• _What is being asked_: Of the lines in these entries, how many contain the string "JSON"? Give the number and nothing else.

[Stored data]
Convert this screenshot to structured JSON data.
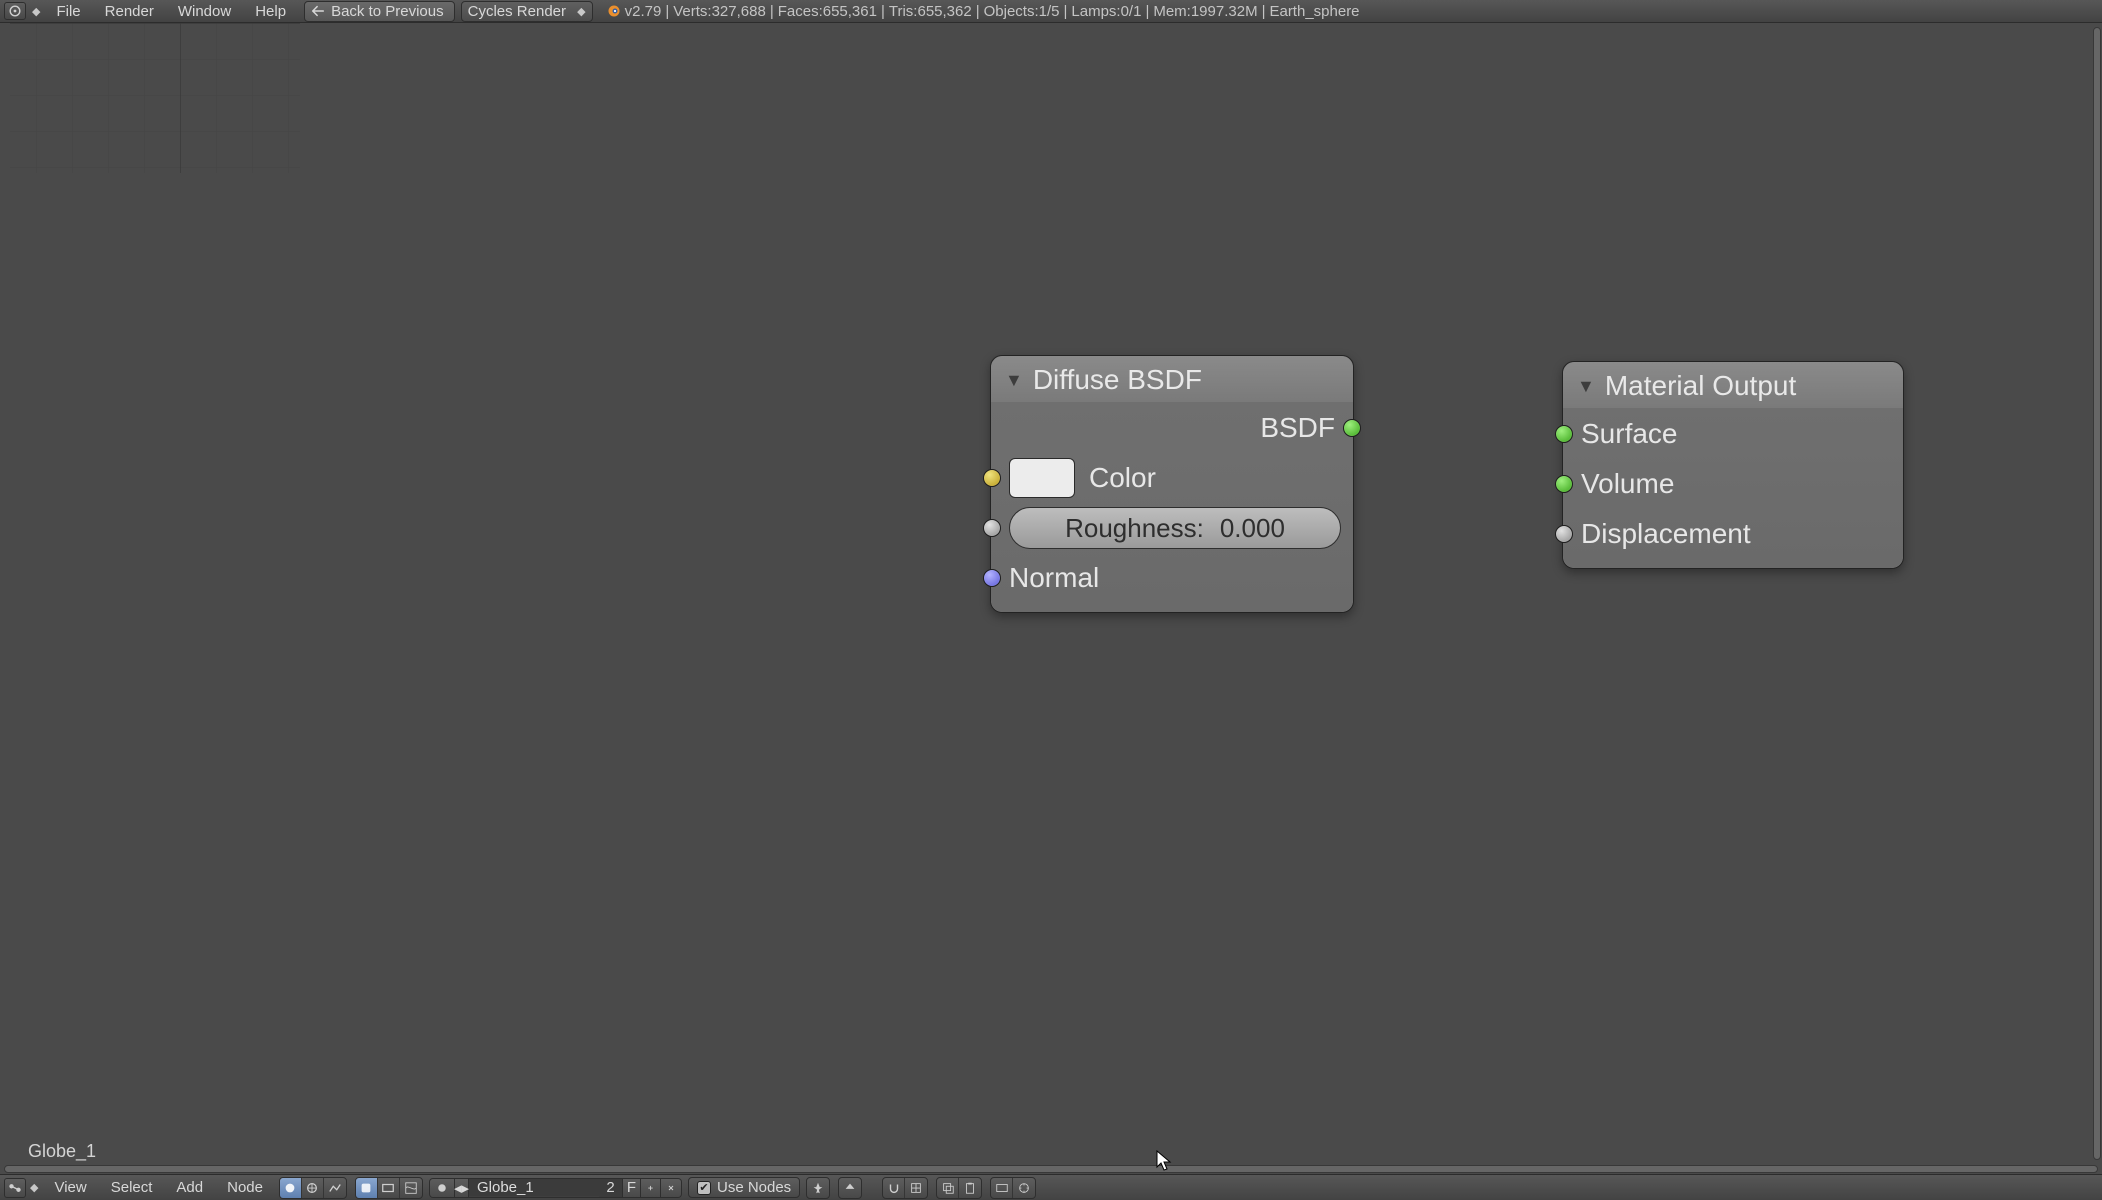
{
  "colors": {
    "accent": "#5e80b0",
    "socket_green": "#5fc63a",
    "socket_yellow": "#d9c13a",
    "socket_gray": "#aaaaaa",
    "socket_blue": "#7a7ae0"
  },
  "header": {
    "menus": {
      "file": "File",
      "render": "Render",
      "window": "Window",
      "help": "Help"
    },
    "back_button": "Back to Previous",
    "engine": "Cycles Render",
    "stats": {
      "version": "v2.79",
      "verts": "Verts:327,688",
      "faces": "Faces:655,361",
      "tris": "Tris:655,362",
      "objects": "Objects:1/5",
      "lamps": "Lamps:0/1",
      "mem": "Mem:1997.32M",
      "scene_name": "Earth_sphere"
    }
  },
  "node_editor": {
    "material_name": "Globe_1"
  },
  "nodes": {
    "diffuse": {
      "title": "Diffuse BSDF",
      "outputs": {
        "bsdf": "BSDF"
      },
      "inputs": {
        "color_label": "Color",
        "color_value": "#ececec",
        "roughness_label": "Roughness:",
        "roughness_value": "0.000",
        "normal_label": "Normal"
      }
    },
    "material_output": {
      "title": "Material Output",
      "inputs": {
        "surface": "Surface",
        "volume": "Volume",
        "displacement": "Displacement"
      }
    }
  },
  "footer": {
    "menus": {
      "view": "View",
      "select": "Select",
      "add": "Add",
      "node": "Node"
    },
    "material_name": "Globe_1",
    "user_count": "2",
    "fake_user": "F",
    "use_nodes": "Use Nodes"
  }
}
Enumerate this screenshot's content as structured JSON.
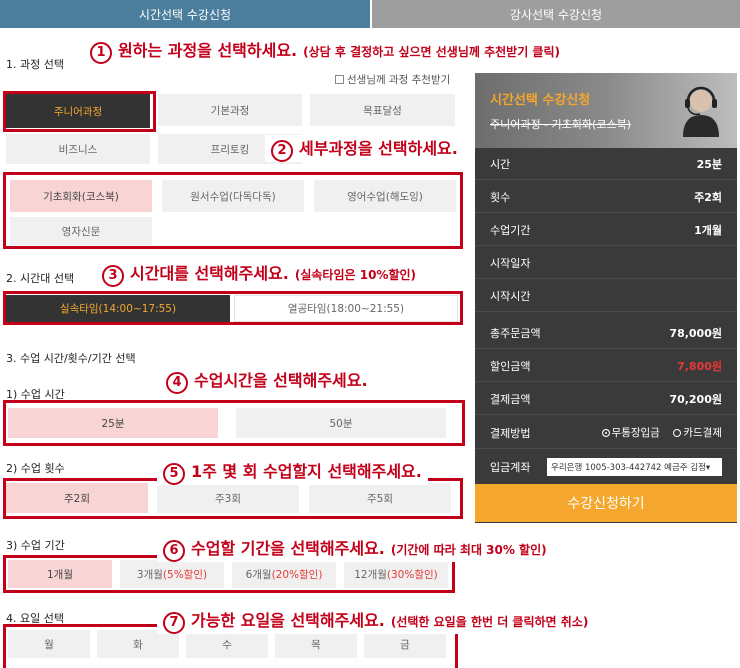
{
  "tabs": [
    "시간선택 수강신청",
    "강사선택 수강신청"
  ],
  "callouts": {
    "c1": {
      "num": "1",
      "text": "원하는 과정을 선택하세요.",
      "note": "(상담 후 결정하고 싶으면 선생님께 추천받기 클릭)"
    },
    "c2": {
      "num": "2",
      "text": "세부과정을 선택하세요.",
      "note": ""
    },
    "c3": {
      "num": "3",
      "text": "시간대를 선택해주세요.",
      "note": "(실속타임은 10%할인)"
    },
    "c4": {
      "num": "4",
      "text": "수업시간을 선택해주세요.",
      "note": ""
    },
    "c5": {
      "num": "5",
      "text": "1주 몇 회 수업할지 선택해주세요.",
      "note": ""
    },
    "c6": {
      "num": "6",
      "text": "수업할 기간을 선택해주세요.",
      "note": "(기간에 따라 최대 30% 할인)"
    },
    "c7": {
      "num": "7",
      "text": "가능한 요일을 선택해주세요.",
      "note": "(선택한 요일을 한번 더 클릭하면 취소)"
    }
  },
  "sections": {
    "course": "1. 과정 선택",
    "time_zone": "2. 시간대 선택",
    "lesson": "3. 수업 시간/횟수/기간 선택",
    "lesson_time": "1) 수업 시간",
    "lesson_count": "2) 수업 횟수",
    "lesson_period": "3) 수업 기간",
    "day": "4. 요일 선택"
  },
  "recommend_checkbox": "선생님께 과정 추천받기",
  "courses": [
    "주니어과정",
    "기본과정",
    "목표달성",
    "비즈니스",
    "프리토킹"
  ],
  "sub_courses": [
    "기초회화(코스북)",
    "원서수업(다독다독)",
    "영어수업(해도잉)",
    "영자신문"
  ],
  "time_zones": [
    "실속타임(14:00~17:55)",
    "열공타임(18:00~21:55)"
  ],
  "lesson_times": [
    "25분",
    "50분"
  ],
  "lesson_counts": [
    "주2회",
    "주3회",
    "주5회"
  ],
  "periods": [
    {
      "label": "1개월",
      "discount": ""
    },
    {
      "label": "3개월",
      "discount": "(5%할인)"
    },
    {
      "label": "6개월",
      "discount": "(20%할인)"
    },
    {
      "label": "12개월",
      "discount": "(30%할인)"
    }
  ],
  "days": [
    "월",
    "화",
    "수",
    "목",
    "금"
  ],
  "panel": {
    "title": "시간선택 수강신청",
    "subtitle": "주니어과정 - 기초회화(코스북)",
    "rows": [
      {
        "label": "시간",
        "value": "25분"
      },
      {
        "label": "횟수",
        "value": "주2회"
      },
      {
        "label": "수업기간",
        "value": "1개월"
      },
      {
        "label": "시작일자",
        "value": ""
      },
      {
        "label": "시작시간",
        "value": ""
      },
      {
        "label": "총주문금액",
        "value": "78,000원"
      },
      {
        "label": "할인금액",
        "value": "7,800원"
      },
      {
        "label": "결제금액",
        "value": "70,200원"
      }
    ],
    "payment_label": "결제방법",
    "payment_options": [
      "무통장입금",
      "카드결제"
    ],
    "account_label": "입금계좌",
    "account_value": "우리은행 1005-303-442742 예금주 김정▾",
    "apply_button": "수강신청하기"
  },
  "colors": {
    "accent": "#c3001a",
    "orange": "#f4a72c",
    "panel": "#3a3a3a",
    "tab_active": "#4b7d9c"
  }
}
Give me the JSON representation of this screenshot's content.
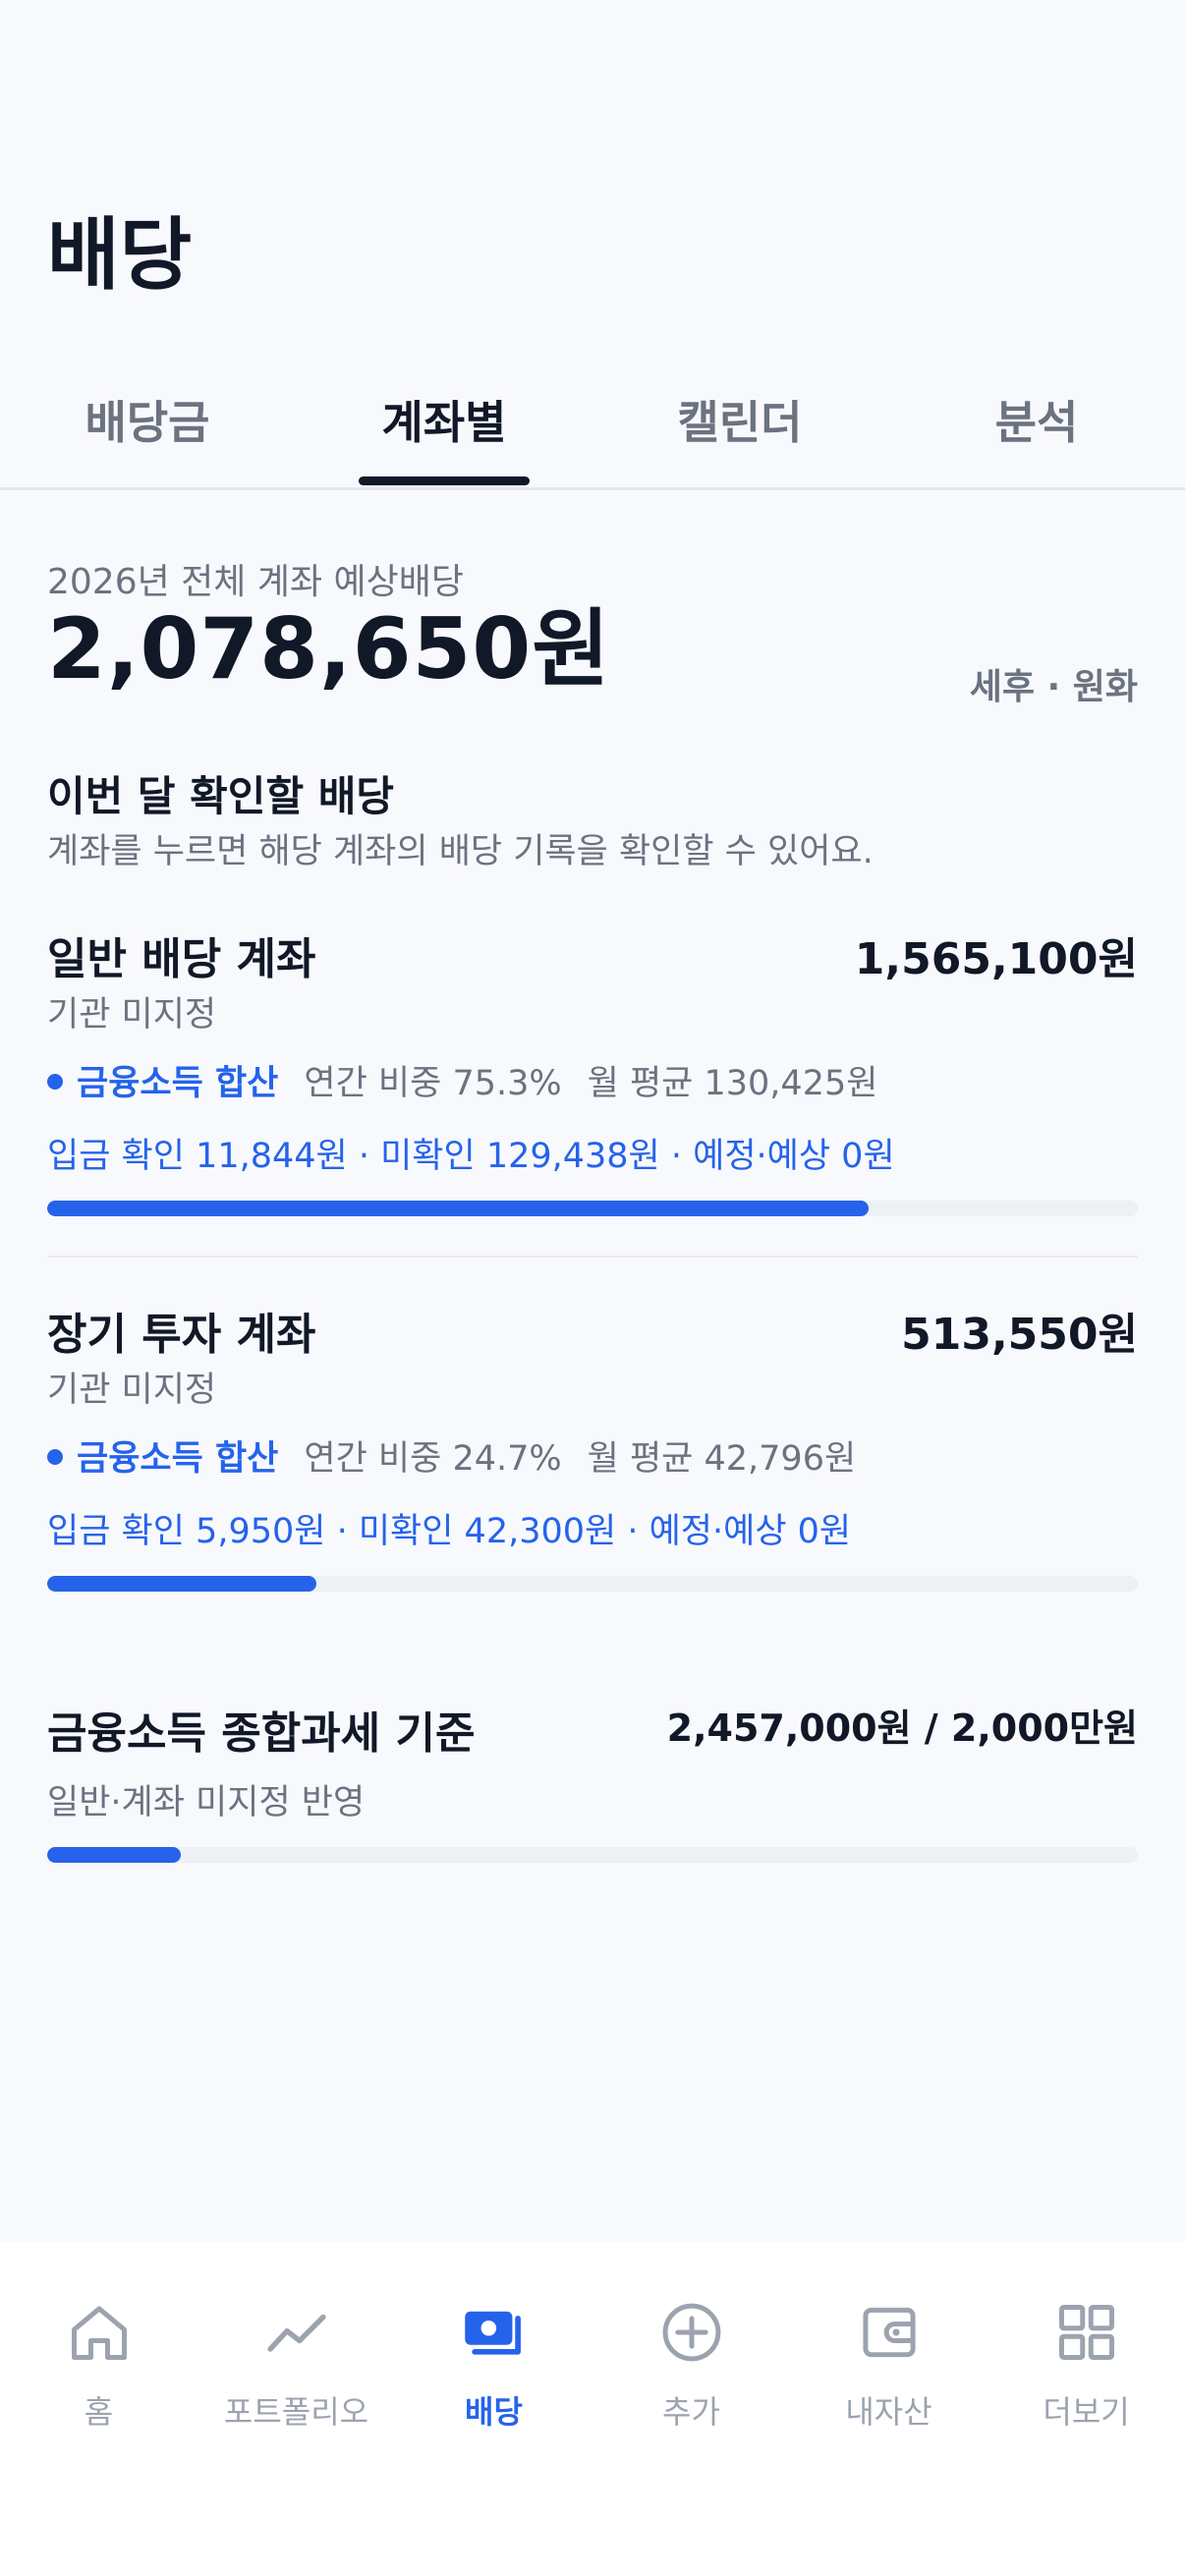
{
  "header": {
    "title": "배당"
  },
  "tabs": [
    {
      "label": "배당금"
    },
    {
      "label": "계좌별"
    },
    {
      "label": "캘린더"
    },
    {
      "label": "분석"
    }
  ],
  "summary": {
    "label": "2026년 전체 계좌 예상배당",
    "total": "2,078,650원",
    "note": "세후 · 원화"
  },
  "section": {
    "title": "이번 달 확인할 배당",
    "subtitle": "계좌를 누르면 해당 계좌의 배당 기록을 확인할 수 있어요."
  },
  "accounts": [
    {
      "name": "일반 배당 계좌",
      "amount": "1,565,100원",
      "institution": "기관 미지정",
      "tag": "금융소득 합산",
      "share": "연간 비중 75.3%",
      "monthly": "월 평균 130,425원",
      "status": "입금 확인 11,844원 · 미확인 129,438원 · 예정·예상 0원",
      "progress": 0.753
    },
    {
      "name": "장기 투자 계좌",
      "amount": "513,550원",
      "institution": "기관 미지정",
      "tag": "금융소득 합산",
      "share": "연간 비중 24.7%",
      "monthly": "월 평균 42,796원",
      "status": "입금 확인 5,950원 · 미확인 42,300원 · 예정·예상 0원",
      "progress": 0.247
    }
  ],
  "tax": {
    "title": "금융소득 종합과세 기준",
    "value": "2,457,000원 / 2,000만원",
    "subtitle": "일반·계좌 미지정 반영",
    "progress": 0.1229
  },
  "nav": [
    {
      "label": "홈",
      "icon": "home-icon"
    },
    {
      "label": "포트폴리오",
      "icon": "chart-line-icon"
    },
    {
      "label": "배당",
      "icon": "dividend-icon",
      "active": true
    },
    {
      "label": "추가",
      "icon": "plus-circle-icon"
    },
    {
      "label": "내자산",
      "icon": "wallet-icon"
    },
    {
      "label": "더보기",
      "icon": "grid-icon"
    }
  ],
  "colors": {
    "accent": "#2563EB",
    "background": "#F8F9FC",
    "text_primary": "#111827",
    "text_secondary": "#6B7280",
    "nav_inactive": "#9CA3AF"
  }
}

• _Final result_: 3